Skip all pictures, then print the remaining material exactly.

## Records for processing
☆ ☆ ☆ ☆ ☆
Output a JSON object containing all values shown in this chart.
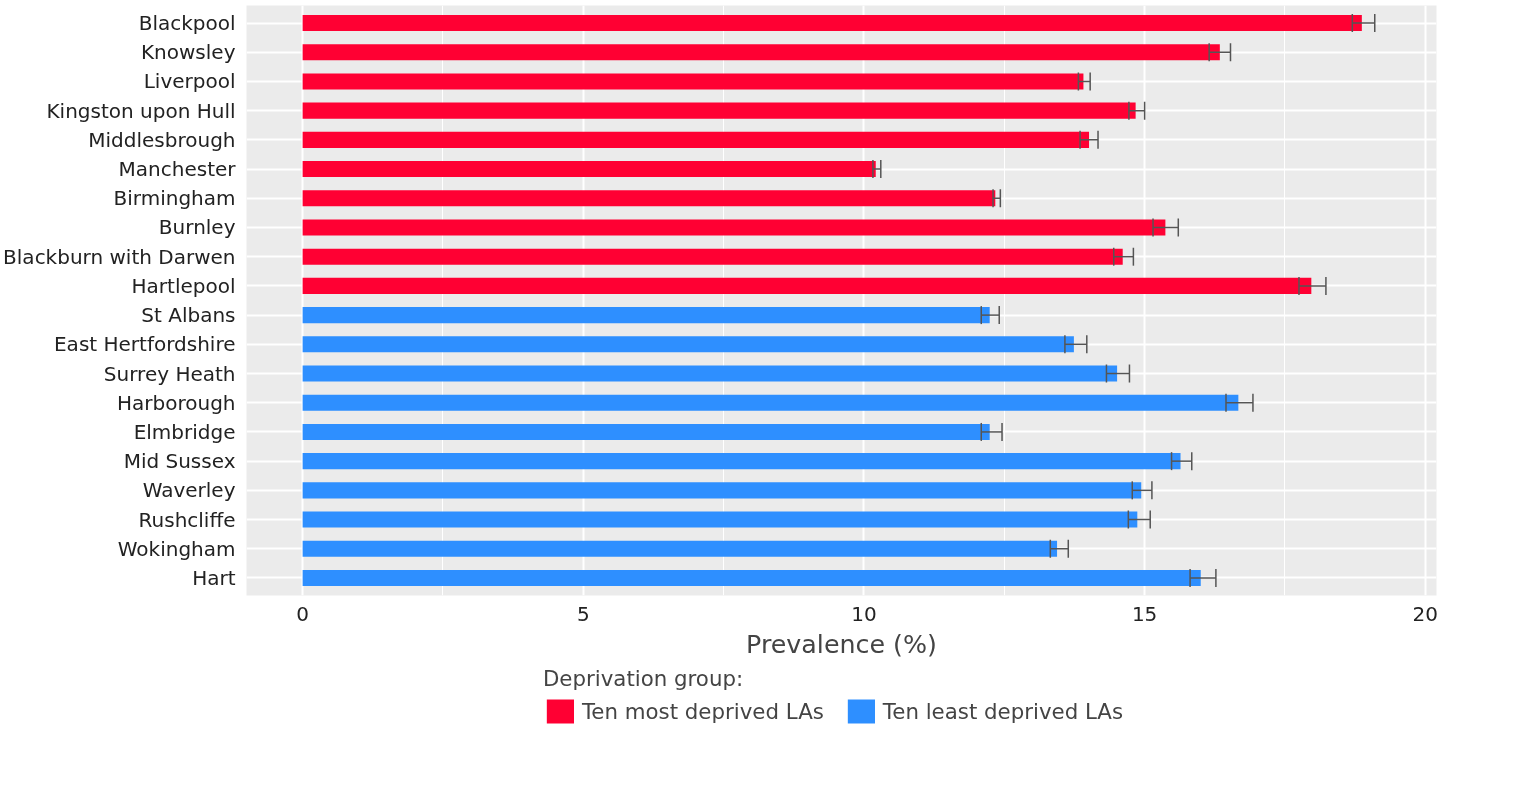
{
  "chart_data": {
    "type": "bar",
    "orientation": "horizontal",
    "xlabel": "Prevalence (%)",
    "legend_title": "Deprivation group:",
    "categories": [
      "Blackpool",
      "Knowsley",
      "Liverpool",
      "Kingston upon Hull",
      "Middlesbrough",
      "Manchester",
      "Birmingham",
      "Burnley",
      "Blackburn with Darwen",
      "Hartlepool",
      "St Albans",
      "East Hertfordshire",
      "Surrey Heath",
      "Harborough",
      "Elmbridge",
      "Mid Sussex",
      "Waverley",
      "Rushcliffe",
      "Wokingham",
      "Hart"
    ],
    "series": [
      {
        "name": "Ten most deprived LAs",
        "color": "#ff0033",
        "values": [
          18.87,
          16.34,
          13.91,
          14.84,
          14.01,
          10.21,
          12.34,
          15.37,
          14.61,
          17.97,
          null,
          null,
          null,
          null,
          null,
          null,
          null,
          null,
          null,
          null
        ],
        "errors": [
          [
            18.7,
            19.1
          ],
          [
            16.15,
            16.53
          ],
          [
            13.82,
            14.03
          ],
          [
            14.72,
            15.0
          ],
          [
            13.85,
            14.17
          ],
          [
            10.16,
            10.3
          ],
          [
            12.3,
            12.43
          ],
          [
            15.15,
            15.6
          ],
          [
            14.45,
            14.8
          ],
          [
            17.75,
            18.23
          ],
          null,
          null,
          null,
          null,
          null,
          null,
          null,
          null,
          null,
          null
        ]
      },
      {
        "name": "Ten least deprived LAs",
        "color": "#2e8fff",
        "values": [
          null,
          null,
          null,
          null,
          null,
          null,
          null,
          null,
          null,
          null,
          12.24,
          13.74,
          14.51,
          16.67,
          12.24,
          15.64,
          14.94,
          14.87,
          13.44,
          16.0
        ],
        "errors": [
          null,
          null,
          null,
          null,
          null,
          null,
          null,
          null,
          null,
          null,
          [
            12.09,
            12.41
          ],
          [
            13.58,
            13.97
          ],
          [
            14.32,
            14.73
          ],
          [
            16.45,
            16.93
          ],
          [
            12.09,
            12.46
          ],
          [
            15.48,
            15.84
          ],
          [
            14.78,
            15.13
          ],
          [
            14.71,
            15.1
          ],
          [
            13.32,
            13.64
          ],
          [
            15.81,
            16.27
          ]
        ]
      }
    ],
    "xlim": [
      -1,
      20.2
    ],
    "xticks": [
      0,
      5,
      10,
      15,
      20
    ],
    "grid": true,
    "legend": "bottom"
  }
}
☆ ☆ ☆ ☆ ☆
## Final answer
Output a JSON object containing all values shown in this chart.
{
  "chart_data": {
    "type": "bar",
    "orientation": "horizontal",
    "xlabel": "Prevalence (%)",
    "legend_title": "Deprivation group:",
    "categories": [
      "Blackpool",
      "Knowsley",
      "Liverpool",
      "Kingston upon Hull",
      "Middlesbrough",
      "Manchester",
      "Birmingham",
      "Burnley",
      "Blackburn with Darwen",
      "Hartlepool",
      "St Albans",
      "East Hertfordshire",
      "Surrey Heath",
      "Harborough",
      "Elmbridge",
      "Mid Sussex",
      "Waverley",
      "Rushcliffe",
      "Wokingham",
      "Hart"
    ],
    "series": [
      {
        "name": "Ten most deprived LAs",
        "color": "#ff0033",
        "values": [
          18.87,
          16.34,
          13.91,
          14.84,
          14.01,
          10.21,
          12.34,
          15.37,
          14.61,
          17.97,
          null,
          null,
          null,
          null,
          null,
          null,
          null,
          null,
          null,
          null
        ],
        "errors": [
          [
            18.7,
            19.1
          ],
          [
            16.15,
            16.53
          ],
          [
            13.82,
            14.03
          ],
          [
            14.72,
            15.0
          ],
          [
            13.85,
            14.17
          ],
          [
            10.16,
            10.3
          ],
          [
            12.3,
            12.43
          ],
          [
            15.15,
            15.6
          ],
          [
            14.45,
            14.8
          ],
          [
            17.75,
            18.23
          ],
          null,
          null,
          null,
          null,
          null,
          null,
          null,
          null,
          null,
          null
        ]
      },
      {
        "name": "Ten least deprived LAs",
        "color": "#2e8fff",
        "values": [
          null,
          null,
          null,
          null,
          null,
          null,
          null,
          null,
          null,
          null,
          12.24,
          13.74,
          14.51,
          16.67,
          12.24,
          15.64,
          14.94,
          14.87,
          13.44,
          16.0
        ],
        "errors": [
          null,
          null,
          null,
          null,
          null,
          null,
          null,
          null,
          null,
          null,
          [
            12.09,
            12.41
          ],
          [
            13.58,
            13.97
          ],
          [
            14.32,
            14.73
          ],
          [
            16.45,
            16.93
          ],
          [
            12.09,
            12.46
          ],
          [
            15.48,
            15.84
          ],
          [
            14.78,
            15.13
          ],
          [
            14.71,
            15.1
          ],
          [
            13.32,
            13.64
          ],
          [
            15.81,
            16.27
          ]
        ]
      }
    ],
    "xlim": [
      -1,
      20.2
    ],
    "xticks": [
      0,
      5,
      10,
      15,
      20
    ],
    "grid": true,
    "legend": "bottom"
  }
}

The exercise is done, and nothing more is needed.